EXERCISE DESCRIPTION:
Filter the entries that follow, copying every line in which the word "name" appears.

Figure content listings
········

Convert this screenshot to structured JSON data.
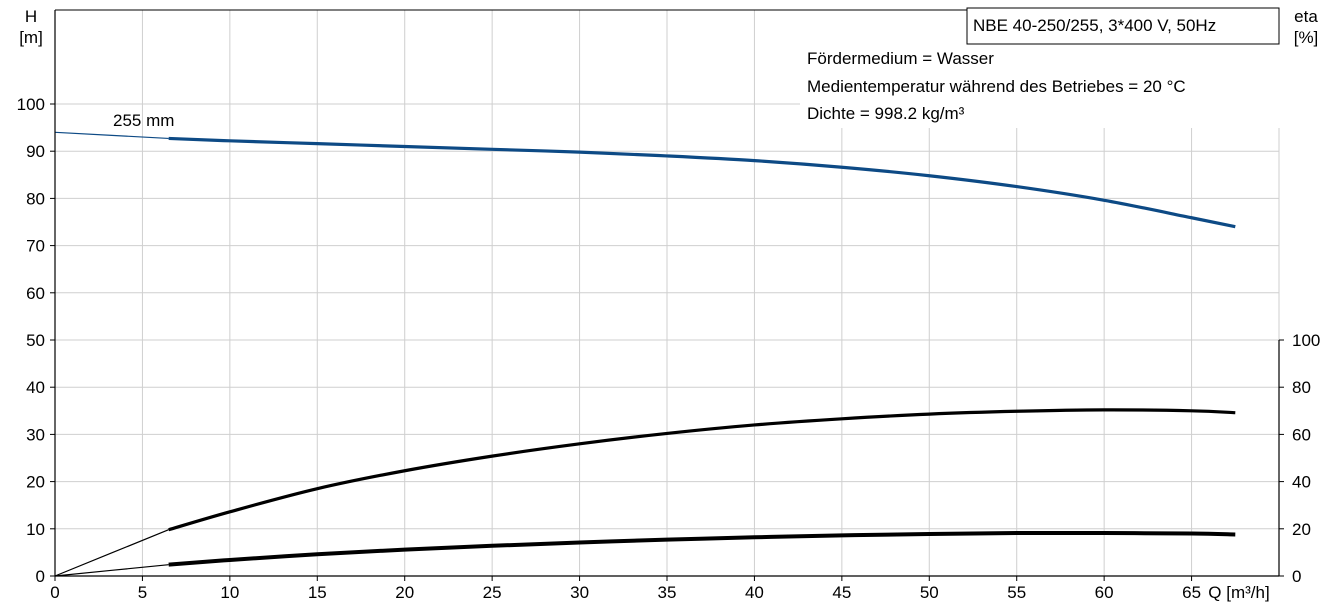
{
  "chart_data": {
    "type": "line",
    "title_box": "NBE 40-250/255, 3*400 V, 50Hz",
    "info_lines": [
      "Fördermedium = Wasser",
      "Medientemperatur während des Betriebes = 20 °C",
      "Dichte = 998.2 kg/m³"
    ],
    "x_axis": {
      "label": "Q [m³/h]",
      "range": [
        0,
        70
      ],
      "ticks": [
        0,
        5,
        10,
        15,
        20,
        25,
        30,
        35,
        40,
        45,
        50,
        55,
        60,
        65
      ]
    },
    "y_left": {
      "label_line1": "H",
      "label_line2": "[m]",
      "range": [
        0,
        100
      ],
      "ticks": [
        0,
        10,
        20,
        30,
        40,
        50,
        60,
        70,
        80,
        90,
        100
      ]
    },
    "y_right": {
      "label_line1": "eta",
      "label_line2": "[%]",
      "range": [
        0,
        100
      ],
      "ticks": [
        0,
        20,
        40,
        60,
        80,
        100
      ]
    },
    "grid": true,
    "curve_label": "255 mm",
    "series": [
      {
        "axis": "left",
        "color": "#0d4a85",
        "operating_range": [
          6.5,
          67.5
        ],
        "x": [
          0,
          6.5,
          10,
          15,
          20,
          25,
          30,
          35,
          40,
          45,
          50,
          55,
          60,
          65,
          67.5
        ],
        "y": [
          94,
          92.7,
          92.2,
          91.6,
          91.0,
          90.4,
          89.8,
          89.0,
          88.0,
          86.6,
          84.8,
          82.5,
          79.6,
          75.9,
          74.0
        ]
      },
      {
        "axis": "right",
        "color": "#000000",
        "operating_range": [
          6.5,
          67.5
        ],
        "x": [
          0,
          6.5,
          10,
          15,
          20,
          25,
          30,
          35,
          40,
          45,
          50,
          55,
          60,
          65,
          67.5
        ],
        "y": [
          0,
          19.6,
          27.2,
          37.0,
          44.6,
          50.8,
          56.0,
          60.4,
          64.0,
          66.6,
          68.6,
          69.8,
          70.4,
          70.0,
          69.2
        ]
      },
      {
        "axis": "left",
        "color": "#000000",
        "operating_range": [
          6.5,
          67.5
        ],
        "x": [
          0,
          6.5,
          10,
          15,
          20,
          25,
          30,
          35,
          40,
          45,
          50,
          55,
          60,
          65,
          67.5
        ],
        "y": [
          0,
          2.4,
          3.4,
          4.6,
          5.6,
          6.4,
          7.1,
          7.7,
          8.2,
          8.6,
          8.9,
          9.1,
          9.1,
          9.0,
          8.8
        ]
      }
    ]
  }
}
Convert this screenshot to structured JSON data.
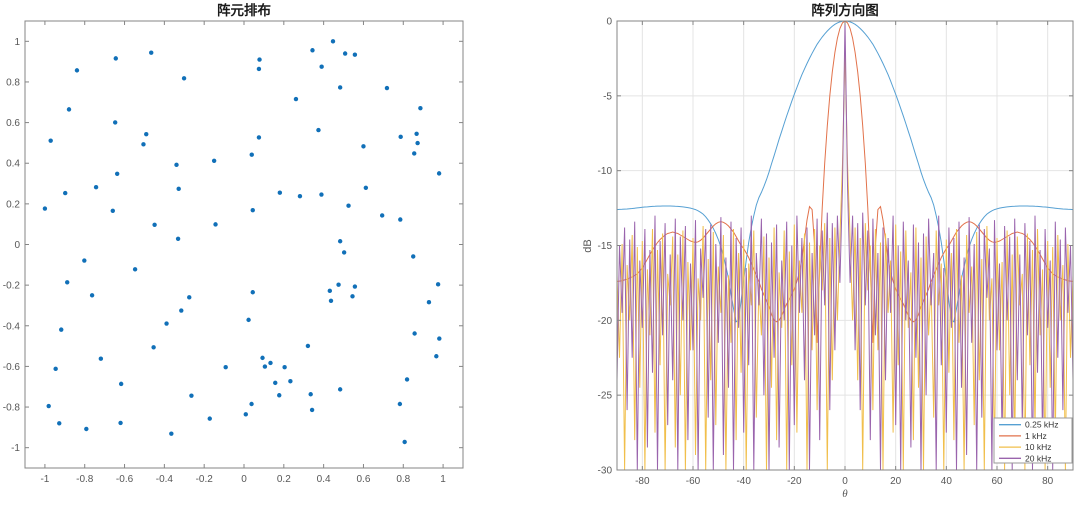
{
  "figure": {
    "background": "#ffffff"
  },
  "styles": {
    "axis_color": "#858585",
    "tick_label_color": "#575757",
    "grid_color": "#e4e4e4",
    "scatter_color": "#1170b8",
    "series_colors": [
      "#56a0d3",
      "#e2724b",
      "#f1bf4b",
      "#9a64ad"
    ]
  },
  "chart_data": [
    {
      "type": "scatter",
      "title": "阵元排布",
      "xlim": [
        -1.1,
        1.1
      ],
      "ylim": [
        -1.1,
        1.1
      ],
      "grid": false,
      "x_tick_values": [
        -1,
        -0.8,
        -0.6,
        -0.4,
        -0.2,
        0,
        0.2,
        0.4,
        0.6,
        0.8,
        1
      ],
      "x_tick_labels": [
        "-1",
        "-0.8",
        "-0.6",
        "-0.4",
        "-0.2",
        "0",
        "0.2",
        "0.4",
        "0.6",
        "0.8",
        "1"
      ],
      "y_tick_values": [
        -1,
        -0.8,
        -0.6,
        -0.4,
        -0.2,
        0,
        0.2,
        0.4,
        0.6,
        0.8,
        1
      ],
      "y_tick_labels": [
        "-1",
        "-0.8",
        "-0.6",
        "-0.4",
        "-0.2",
        "0",
        "0.2",
        "0.4",
        "0.6",
        "0.8",
        "1"
      ],
      "marker_color": "#1170b8",
      "points": [
        [
          0.447,
          1.0
        ],
        [
          0.344,
          0.956
        ],
        [
          0.508,
          0.94
        ],
        [
          0.557,
          0.934
        ],
        [
          0.078,
          0.91
        ],
        [
          -0.466,
          0.944
        ],
        [
          -0.644,
          0.916
        ],
        [
          0.075,
          0.864
        ],
        [
          0.39,
          0.875
        ],
        [
          -0.839,
          0.857
        ],
        [
          -0.301,
          0.818
        ],
        [
          0.483,
          0.773
        ],
        [
          0.718,
          0.77
        ],
        [
          0.261,
          0.716
        ],
        [
          0.886,
          0.671
        ],
        [
          -0.879,
          0.665
        ],
        [
          -0.647,
          0.601
        ],
        [
          0.374,
          0.563
        ],
        [
          -0.491,
          0.543
        ],
        [
          0.867,
          0.545
        ],
        [
          0.787,
          0.53
        ],
        [
          -0.971,
          0.511
        ],
        [
          0.075,
          0.527
        ],
        [
          0.872,
          0.499
        ],
        [
          -0.505,
          0.493
        ],
        [
          0.6,
          0.483
        ],
        [
          0.855,
          0.448
        ],
        [
          0.039,
          0.442
        ],
        [
          -0.15,
          0.412
        ],
        [
          -0.339,
          0.392
        ],
        [
          0.98,
          0.35
        ],
        [
          -0.637,
          0.348
        ],
        [
          -0.743,
          0.282
        ],
        [
          -0.328,
          0.274
        ],
        [
          0.612,
          0.279
        ],
        [
          0.18,
          0.255
        ],
        [
          -0.898,
          0.253
        ],
        [
          0.281,
          0.238
        ],
        [
          0.389,
          0.246
        ],
        [
          -1.0,
          0.177
        ],
        [
          -0.659,
          0.166
        ],
        [
          0.044,
          0.169
        ],
        [
          0.525,
          0.191
        ],
        [
          0.694,
          0.143
        ],
        [
          0.785,
          0.123
        ],
        [
          -0.449,
          0.097
        ],
        [
          -0.143,
          0.099
        ],
        [
          -0.331,
          0.028
        ],
        [
          0.483,
          0.016
        ],
        [
          0.503,
          -0.039
        ],
        [
          0.85,
          -0.059
        ],
        [
          -0.802,
          -0.079
        ],
        [
          -0.547,
          -0.122
        ],
        [
          -0.888,
          -0.186
        ],
        [
          0.975,
          -0.196
        ],
        [
          0.475,
          -0.198
        ],
        [
          0.557,
          -0.207
        ],
        [
          0.044,
          -0.235
        ],
        [
          0.431,
          -0.228
        ],
        [
          -0.763,
          -0.25
        ],
        [
          -0.275,
          -0.26
        ],
        [
          0.545,
          -0.255
        ],
        [
          0.437,
          -0.277
        ],
        [
          0.929,
          -0.284
        ],
        [
          -0.315,
          -0.325
        ],
        [
          0.023,
          -0.371
        ],
        [
          -0.918,
          -0.419
        ],
        [
          -0.389,
          -0.389
        ],
        [
          0.857,
          -0.438
        ],
        [
          0.981,
          -0.463
        ],
        [
          -0.454,
          -0.506
        ],
        [
          0.321,
          -0.499
        ],
        [
          0.966,
          -0.55
        ],
        [
          -0.719,
          -0.562
        ],
        [
          0.093,
          -0.558
        ],
        [
          -0.946,
          -0.612
        ],
        [
          0.105,
          -0.601
        ],
        [
          0.133,
          -0.583
        ],
        [
          0.204,
          -0.604
        ],
        [
          -0.092,
          -0.604
        ],
        [
          0.233,
          -0.673
        ],
        [
          0.819,
          -0.664
        ],
        [
          -0.617,
          -0.686
        ],
        [
          0.157,
          -0.681
        ],
        [
          0.483,
          -0.713
        ],
        [
          0.177,
          -0.742
        ],
        [
          -0.264,
          -0.744
        ],
        [
          0.335,
          -0.737
        ],
        [
          -0.981,
          -0.795
        ],
        [
          0.038,
          -0.785
        ],
        [
          0.342,
          -0.814
        ],
        [
          0.783,
          -0.785
        ],
        [
          -0.928,
          -0.88
        ],
        [
          -0.172,
          -0.857
        ],
        [
          0.009,
          -0.836
        ],
        [
          -0.792,
          -0.908
        ],
        [
          -0.62,
          -0.878
        ],
        [
          -0.365,
          -0.931
        ],
        [
          0.807,
          -0.972
        ]
      ]
    },
    {
      "type": "line",
      "title": "阵列方向图",
      "xlabel": "θ",
      "ylabel": "dB",
      "xlim": [
        -90,
        90
      ],
      "ylim": [
        -30,
        0
      ],
      "grid": true,
      "legend_position": "bottom-right",
      "x_tick_values": [
        -80,
        -60,
        -40,
        -20,
        0,
        20,
        40,
        60,
        80
      ],
      "x_tick_labels": [
        "-80",
        "-60",
        "-40",
        "-20",
        "0",
        "20",
        "40",
        "60",
        "80"
      ],
      "y_tick_values": [
        0,
        -5,
        -10,
        -15,
        -20,
        -25,
        -30
      ],
      "y_tick_labels": [
        "0",
        "-5",
        "-10",
        "-15",
        "-20",
        "-25",
        "-30"
      ],
      "x_step": 1,
      "symmetric": true,
      "series": [
        {
          "name": "0.25 kHz",
          "color": "#56a0d3",
          "y_half": [
            0,
            -0.02,
            -0.06,
            -0.13,
            -0.22,
            -0.35,
            -0.5,
            -0.67,
            -0.86,
            -1.07,
            -1.3,
            -1.56,
            -1.85,
            -2.16,
            -2.5,
            -2.84,
            -3.2,
            -3.59,
            -4,
            -4.44,
            -4.9,
            -5.36,
            -5.84,
            -6.34,
            -6.85,
            -7.37,
            -7.9,
            -8.45,
            -9,
            -9.55,
            -10.1,
            -10.6,
            -11.05,
            -11.45,
            -11.8,
            -12.3,
            -13,
            -13.8,
            -14.8,
            -16,
            -17.3,
            -18.7,
            -20,
            -20.1,
            -19.2,
            -18.2,
            -17.2,
            -16.4,
            -15.7,
            -15.1,
            -14.6,
            -14.2,
            -13.85,
            -13.55,
            -13.3,
            -13.08,
            -12.9,
            -12.78,
            -12.68,
            -12.6,
            -12.55,
            -12.5,
            -12.47,
            -12.44,
            -12.42,
            -12.4,
            -12.39,
            -12.38,
            -12.37,
            -12.36,
            -12.36,
            -12.36,
            -12.36,
            -12.37,
            -12.37,
            -12.38,
            -12.39,
            -12.4,
            -12.42,
            -12.43,
            -12.45,
            -12.47,
            -12.49,
            -12.51,
            -12.53,
            -12.54,
            -12.56,
            -12.57,
            -12.58,
            -12.59,
            -12.6
          ]
        },
        {
          "name": "1 kHz",
          "color": "#e2724b",
          "y_half": [
            0,
            -0.12,
            -0.5,
            -1.15,
            -2.1,
            -3.4,
            -5,
            -7,
            -9.5,
            -12.5,
            -16.5,
            -21.5,
            -15,
            -12.6,
            -12.4,
            -13.3,
            -14.6,
            -15.9,
            -16.8,
            -17.4,
            -17.9,
            -18.3,
            -18.6,
            -18.9,
            -19.3,
            -19.7,
            -20,
            -20.1,
            -20,
            -19.6,
            -19.1,
            -18.7,
            -18.3,
            -17.9,
            -17.4,
            -17,
            -16.6,
            -16.2,
            -15.8,
            -15.5,
            -15.2,
            -15,
            -14.7,
            -14.4,
            -14.1,
            -13.9,
            -13.7,
            -13.55,
            -13.45,
            -13.4,
            -13.45,
            -13.55,
            -13.7,
            -13.9,
            -14.1,
            -14.3,
            -14.5,
            -14.65,
            -14.75,
            -14.8,
            -14.75,
            -14.7,
            -14.6,
            -14.5,
            -14.4,
            -14.3,
            -14.2,
            -14.15,
            -14.1,
            -14.15,
            -14.2,
            -14.3,
            -14.45,
            -14.6,
            -14.8,
            -15.05,
            -15.3,
            -15.6,
            -15.9,
            -16.2,
            -16.5,
            -16.7,
            -16.9,
            -17,
            -17.1,
            -17.18,
            -17.25,
            -17.3,
            -17.35,
            -17.38,
            -17.4
          ]
        },
        {
          "name": "10 kHz",
          "color": "#f1bf4b",
          "y_half": [
            -1.8,
            -9.5,
            -14.5,
            -20,
            -13.8,
            -24,
            -14.5,
            -30,
            -13.5,
            -18,
            -15,
            -26,
            -13.9,
            -22,
            -14.8,
            -30,
            -14.2,
            -19.5,
            -16,
            -27.5,
            -13.6,
            -23,
            -15.4,
            -30,
            -14,
            -20.5,
            -16.8,
            -28,
            -13.8,
            -24.5,
            -15.8,
            -30,
            -14.4,
            -21,
            -17.5,
            -26.5,
            -14,
            -19,
            -16.2,
            -30,
            -14.6,
            -23.5,
            -15.5,
            -28,
            -13.9,
            -21.5,
            -17,
            -30,
            -14.3,
            -19.5,
            -16.4,
            -27,
            -14.1,
            -24,
            -15.9,
            -30,
            -13.7,
            -20,
            -17.2,
            -29,
            -14.5,
            -22,
            -16.1,
            -30,
            -14,
            -25,
            -15.6,
            -28.5,
            -14.4,
            -19,
            -16.9,
            -30,
            -14.2,
            -23,
            -15.3,
            -27.5,
            -13.9,
            -21,
            -16.6,
            -30,
            -14.7,
            -24.5,
            -15.1,
            -28,
            -14.3,
            -20,
            -16.3,
            -30,
            -14.9,
            -22.5,
            -17
          ]
        },
        {
          "name": "20 kHz",
          "color": "#9a64ad",
          "y_half": [
            0,
            -11,
            -17.5,
            -13,
            -22,
            -13.5,
            -26,
            -12.8,
            -19,
            -14,
            -28,
            -13.2,
            -21,
            -15.5,
            -30,
            -13.8,
            -24,
            -14.5,
            -19.5,
            -13,
            -27,
            -15,
            -30,
            -13.4,
            -20,
            -16,
            -28.5,
            -13.6,
            -22.5,
            -14.8,
            -30,
            -14.2,
            -25,
            -13.2,
            -19,
            -15.5,
            -30,
            -13,
            -23,
            -16.5,
            -27.5,
            -13.8,
            -20.5,
            -14.5,
            -30,
            -13.4,
            -24.5,
            -15.8,
            -29,
            -13.1,
            -21.5,
            -14.9,
            -30,
            -13.6,
            -26.5,
            -13.9,
            -18.5,
            -15.2,
            -30,
            -13.3,
            -22,
            -16.2,
            -28,
            -13.7,
            -20,
            -14.4,
            -30,
            -13.2,
            -24,
            -15.6,
            -27,
            -13.5,
            -21,
            -14.7,
            -30,
            -13,
            -23.5,
            -15.3,
            -28.5,
            -13.9,
            -20.5,
            -16,
            -30,
            -13.4,
            -22.5,
            -14.6,
            -26,
            -13.8,
            -19.5,
            -15,
            -24
          ]
        }
      ]
    }
  ]
}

········

CORRECT RESPONSE:
          "name": "0.25 kHz",
          "name": "1 kHz",
          "name": "10 kHz",
          "name": "20 kHz",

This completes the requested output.